(begin)

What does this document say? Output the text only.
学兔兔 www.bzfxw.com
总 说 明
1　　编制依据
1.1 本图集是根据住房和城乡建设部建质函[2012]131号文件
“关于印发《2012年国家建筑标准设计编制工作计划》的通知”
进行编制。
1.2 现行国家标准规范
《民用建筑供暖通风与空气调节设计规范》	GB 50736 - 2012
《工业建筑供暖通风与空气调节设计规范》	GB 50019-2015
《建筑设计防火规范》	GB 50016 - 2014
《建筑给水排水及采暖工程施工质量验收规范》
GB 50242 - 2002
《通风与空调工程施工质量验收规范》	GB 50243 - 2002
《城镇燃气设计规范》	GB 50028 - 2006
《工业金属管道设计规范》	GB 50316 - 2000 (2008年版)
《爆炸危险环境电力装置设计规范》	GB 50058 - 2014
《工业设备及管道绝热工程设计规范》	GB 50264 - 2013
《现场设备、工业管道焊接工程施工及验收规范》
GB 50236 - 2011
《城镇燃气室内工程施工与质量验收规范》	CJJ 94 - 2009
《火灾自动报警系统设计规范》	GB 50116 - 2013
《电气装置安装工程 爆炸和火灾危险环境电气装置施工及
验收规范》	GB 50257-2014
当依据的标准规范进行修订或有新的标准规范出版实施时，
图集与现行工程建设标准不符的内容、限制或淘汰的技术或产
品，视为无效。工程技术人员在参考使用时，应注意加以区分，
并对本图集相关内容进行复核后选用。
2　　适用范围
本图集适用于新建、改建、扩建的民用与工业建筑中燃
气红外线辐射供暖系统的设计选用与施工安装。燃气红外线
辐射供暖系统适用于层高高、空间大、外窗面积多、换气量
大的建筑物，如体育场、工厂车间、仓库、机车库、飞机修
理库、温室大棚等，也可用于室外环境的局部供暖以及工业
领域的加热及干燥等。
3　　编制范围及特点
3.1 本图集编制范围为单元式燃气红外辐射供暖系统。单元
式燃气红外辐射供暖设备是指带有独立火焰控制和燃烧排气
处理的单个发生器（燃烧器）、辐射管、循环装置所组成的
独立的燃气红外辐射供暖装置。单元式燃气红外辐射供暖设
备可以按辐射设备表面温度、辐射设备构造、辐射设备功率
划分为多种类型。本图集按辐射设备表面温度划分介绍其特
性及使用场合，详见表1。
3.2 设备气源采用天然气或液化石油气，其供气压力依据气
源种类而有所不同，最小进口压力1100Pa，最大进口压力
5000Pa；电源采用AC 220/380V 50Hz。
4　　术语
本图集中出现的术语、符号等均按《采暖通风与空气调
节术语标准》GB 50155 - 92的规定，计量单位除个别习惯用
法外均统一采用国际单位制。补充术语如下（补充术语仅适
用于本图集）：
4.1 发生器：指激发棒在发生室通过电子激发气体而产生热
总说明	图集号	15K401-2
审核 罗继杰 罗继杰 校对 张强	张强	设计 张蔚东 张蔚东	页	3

(end)

**Exercise prompt:** Return every record, word for word.

**Complete output:**
What does this document say? Output the text only.
学兔兔 www.bzfxw.com
总 说 明
1　　编制依据
1.1 本图集是根据住房和城乡建设部建质函[2012]131号文件
“关于印发《2012年国家建筑标准设计编制工作计划》的通知”
进行编制。
1.2 现行国家标准规范
《民用建筑供暖通风与空气调节设计规范》	GB 50736 - 2012
《工业建筑供暖通风与空气调节设计规范》	GB 50019-2015
《建筑设计防火规范》	GB 50016 - 2014
《建筑给水排水及采暖工程施工质量验收规范》
GB 50242 - 2002
《通风与空调工程施工质量验收规范》	GB 50243 - 2002
《城镇燃气设计规范》	GB 50028 - 2006
《工业金属管道设计规范》	GB 50316 - 2000 (2008年版)
《爆炸危险环境电力装置设计规范》	GB 50058 - 2014
《工业设备及管道绝热工程设计规范》	GB 50264 - 2013
《现场设备、工业管道焊接工程施工及验收规范》
GB 50236 - 2011
《城镇燃气室内工程施工与质量验收规范》	CJJ 94 - 2009
《火灾自动报警系统设计规范》	GB 50116 - 2013
《电气装置安装工程 爆炸和火灾危险环境电气装置施工及
验收规范》	GB 50257-2014
当依据的标准规范进行修订或有新的标准规范出版实施时，
图集与现行工程建设标准不符的内容、限制或淘汰的技术或产
品，视为无效。工程技术人员在参考使用时，应注意加以区分，
并对本图集相关内容进行复核后选用。
2　　适用范围
本图集适用于新建、改建、扩建的民用与工业建筑中燃
气红外线辐射供暖系统的设计选用与施工安装。燃气红外线
辐射供暖系统适用于层高高、空间大、外窗面积多、换气量
大的建筑物，如体育场、工厂车间、仓库、机车库、飞机修
理库、温室大棚等，也可用于室外环境的局部供暖以及工业
领域的加热及干燥等。
3　　编制范围及特点
3.1 本图集编制范围为单元式燃气红外辐射供暖系统。单元
式燃气红外辐射供暖设备是指带有独立火焰控制和燃烧排气
处理的单个发生器（燃烧器）、辐射管、循环装置所组成的
独立的燃气红外辐射供暖装置。单元式燃气红外辐射供暖设
备可以按辐射设备表面温度、辐射设备构造、辐射设备功率
划分为多种类型。本图集按辐射设备表面温度划分介绍其特
性及使用场合，详见表1。
3.2 设备气源采用天然气或液化石油气，其供气压力依据气
源种类而有所不同，最小进口压力1100Pa，最大进口压力
5000Pa；电源采用AC 220/380V 50Hz。
4　　术语
本图集中出现的术语、符号等均按《采暖通风与空气调
节术语标准》GB 50155 - 92的规定，计量单位除个别习惯用
法外均统一采用国际单位制。补充术语如下（补充术语仅适
用于本图集）：
4.1 发生器：指激发棒在发生室通过电子激发气体而产生热
总说明	图集号	15K401-2
审核 罗继杰 罗继杰 校对 张强	张强	设计 张蔚东 张蔚东	页	3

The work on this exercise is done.